[START]

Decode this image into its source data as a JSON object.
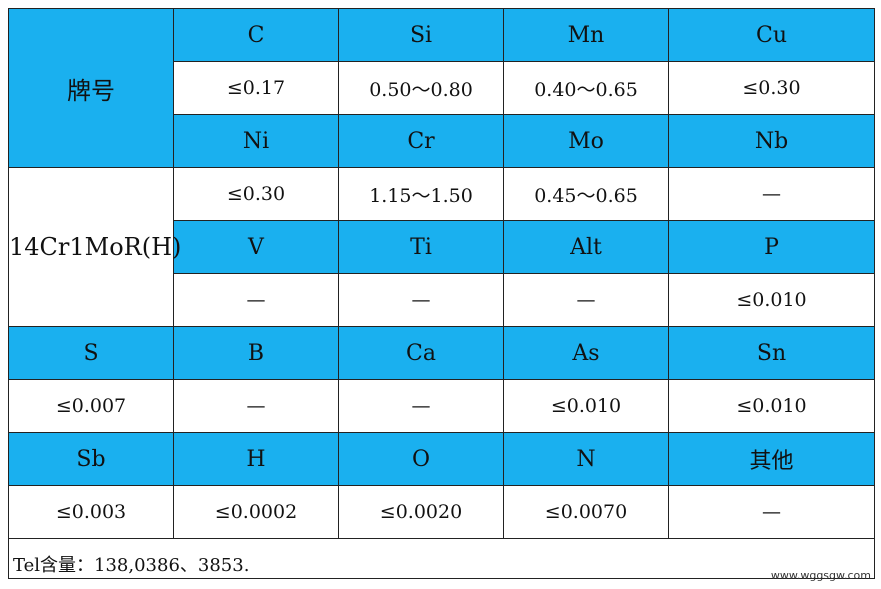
{
  "grade_label": "牌号",
  "grade_name": "14Cr1MoR(H)",
  "rows": [
    {
      "type": "hdr",
      "cells": [
        "C",
        "Si",
        "Mn",
        "Cu"
      ]
    },
    {
      "type": "val",
      "cells": [
        "≤0.17",
        "0.50～0.80",
        "0.40～0.65",
        "≤0.30"
      ]
    },
    {
      "type": "hdr",
      "cells": [
        "Ni",
        "Cr",
        "Mo",
        "Nb"
      ]
    },
    {
      "type": "val",
      "cells": [
        "≤0.30",
        "1.15～1.50",
        "0.45～0.65",
        "—"
      ]
    },
    {
      "type": "hdr",
      "cells": [
        "V",
        "Ti",
        "Alt",
        "P"
      ]
    },
    {
      "type": "val",
      "cells": [
        "—",
        "—",
        "—",
        "≤0.010"
      ]
    },
    {
      "type": "hdr",
      "cells": [
        "S",
        "B",
        "Ca",
        "As",
        "Sn"
      ]
    },
    {
      "type": "val",
      "cells": [
        "≤0.007",
        "—",
        "—",
        "≤0.010",
        "≤0.010"
      ]
    },
    {
      "type": "hdr",
      "cells": [
        "Sb",
        "H",
        "O",
        "N",
        "其他"
      ]
    },
    {
      "type": "val",
      "cells": [
        "≤0.003",
        "≤0.0002",
        "≤0.0020",
        "≤0.0070",
        "—"
      ]
    }
  ],
  "note": "Tel含量：138,0386、3853.",
  "watermark": "www.wggsgw.com",
  "colors": {
    "header_bg": "#1ab0ef",
    "value_bg": "#ffffff",
    "border": "#222222"
  }
}
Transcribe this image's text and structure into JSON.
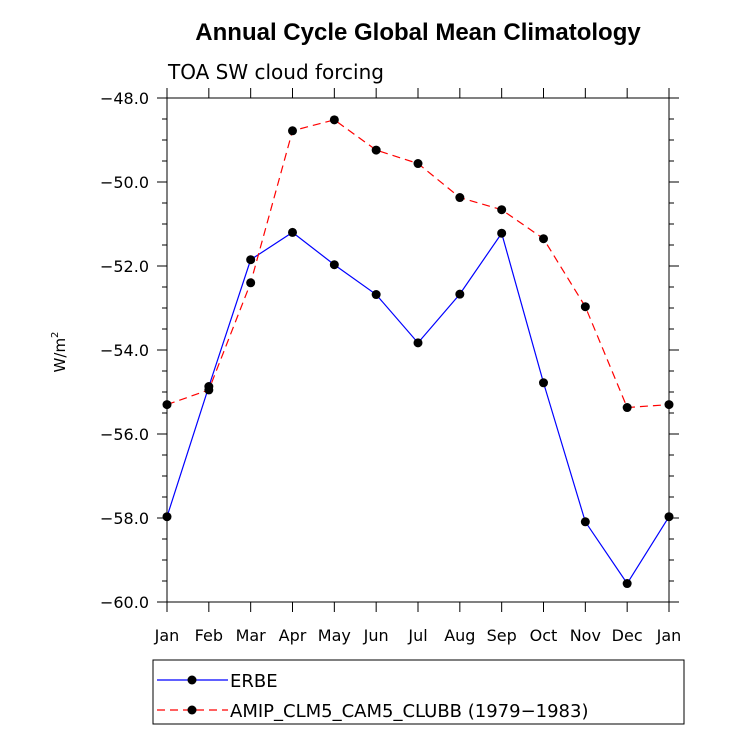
{
  "chart_data": {
    "type": "line",
    "title": "Annual Cycle Global Mean Climatology",
    "subtitle": "TOA SW cloud forcing",
    "ylabel": "W/m",
    "ylabel_sup": "2",
    "xlabel": "",
    "categories": [
      "Jan",
      "Feb",
      "Mar",
      "Apr",
      "May",
      "Jun",
      "Jul",
      "Aug",
      "Sep",
      "Oct",
      "Nov",
      "Dec",
      "Jan"
    ],
    "ylim": [
      -60.0,
      -48.0
    ],
    "y_ticks": [
      -48.0,
      -50.0,
      -52.0,
      -54.0,
      -56.0,
      -58.0,
      -60.0
    ],
    "y_tick_labels": [
      "−48.0",
      "−50.0",
      "−52.0",
      "−54.0",
      "−56.0",
      "−58.0",
      "−60.0"
    ],
    "grid": false,
    "legend_position": "bottom",
    "series": [
      {
        "name": "ERBE",
        "color": "#0000ff",
        "dash": "solid",
        "values": [
          -57.97,
          -54.87,
          -51.85,
          -51.2,
          -51.97,
          -52.68,
          -53.83,
          -52.67,
          -51.22,
          -54.78,
          -58.09,
          -59.56,
          -57.97
        ]
      },
      {
        "name": "AMIP_CLM5_CAM5_CLUBB (1979−1983)",
        "color": "#ff0000",
        "dash": "dashed",
        "values": [
          -55.3,
          -54.95,
          -52.4,
          -48.78,
          -48.52,
          -49.24,
          -49.56,
          -50.37,
          -50.66,
          -51.35,
          -52.97,
          -55.37,
          -55.3
        ]
      }
    ]
  }
}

[END]

■ PROBLEM REQUIREMENTS ■
Without the pictures, transcribe the listing above exactly.

■ ANSWER TO THIS EXERCISE ■
Decode this image into its source data as a JSON object.
{
  "grade_label": "牌号",
  "grade_name": "14Cr1MoR(H)",
  "rows": [
    {
      "type": "hdr",
      "cells": [
        "C",
        "Si",
        "Mn",
        "Cu"
      ]
    },
    {
      "type": "val",
      "cells": [
        "≤0.17",
        "0.50～0.80",
        "0.40～0.65",
        "≤0.30"
      ]
    },
    {
      "type": "hdr",
      "cells": [
        "Ni",
        "Cr",
        "Mo",
        "Nb"
      ]
    },
    {
      "type": "val",
      "cells": [
        "≤0.30",
        "1.15～1.50",
        "0.45～0.65",
        "—"
      ]
    },
    {
      "type": "hdr",
      "cells": [
        "V",
        "Ti",
        "Alt",
        "P"
      ]
    },
    {
      "type": "val",
      "cells": [
        "—",
        "—",
        "—",
        "≤0.010"
      ]
    },
    {
      "type": "hdr",
      "cells": [
        "S",
        "B",
        "Ca",
        "As",
        "Sn"
      ]
    },
    {
      "type": "val",
      "cells": [
        "≤0.007",
        "—",
        "—",
        "≤0.010",
        "≤0.010"
      ]
    },
    {
      "type": "hdr",
      "cells": [
        "Sb",
        "H",
        "O",
        "N",
        "其他"
      ]
    },
    {
      "type": "val",
      "cells": [
        "≤0.003",
        "≤0.0002",
        "≤0.0020",
        "≤0.0070",
        "—"
      ]
    }
  ],
  "note": "Tel含量：138,0386、3853.",
  "watermark": "www.wggsgw.com",
  "colors": {
    "header_bg": "#1ab0ef",
    "value_bg": "#ffffff",
    "border": "#222222"
  }
}
Transcribe this image's text and structure into JSON.
{
  "chart_data": {
    "type": "line",
    "title": "Annual Cycle Global Mean Climatology",
    "subtitle": "TOA SW cloud forcing",
    "ylabel": "W/m",
    "ylabel_sup": "2",
    "xlabel": "",
    "categories": [
      "Jan",
      "Feb",
      "Mar",
      "Apr",
      "May",
      "Jun",
      "Jul",
      "Aug",
      "Sep",
      "Oct",
      "Nov",
      "Dec",
      "Jan"
    ],
    "ylim": [
      -60.0,
      -48.0
    ],
    "y_ticks": [
      -48.0,
      -50.0,
      -52.0,
      -54.0,
      -56.0,
      -58.0,
      -60.0
    ],
    "y_tick_labels": [
      "−48.0",
      "−50.0",
      "−52.0",
      "−54.0",
      "−56.0",
      "−58.0",
      "−60.0"
    ],
    "grid": false,
    "legend_position": "bottom",
    "series": [
      {
        "name": "ERBE",
        "color": "#0000ff",
        "dash": "solid",
        "values": [
          -57.97,
          -54.87,
          -51.85,
          -51.2,
          -51.97,
          -52.68,
          -53.83,
          -52.67,
          -51.22,
          -54.78,
          -58.09,
          -59.56,
          -57.97
        ]
      },
      {
        "name": "AMIP_CLM5_CAM5_CLUBB (1979−1983)",
        "color": "#ff0000",
        "dash": "dashed",
        "values": [
          -55.3,
          -54.95,
          -52.4,
          -48.78,
          -48.52,
          -49.24,
          -49.56,
          -50.37,
          -50.66,
          -51.35,
          -52.97,
          -55.37,
          -55.3
        ]
      }
    ]
  }
}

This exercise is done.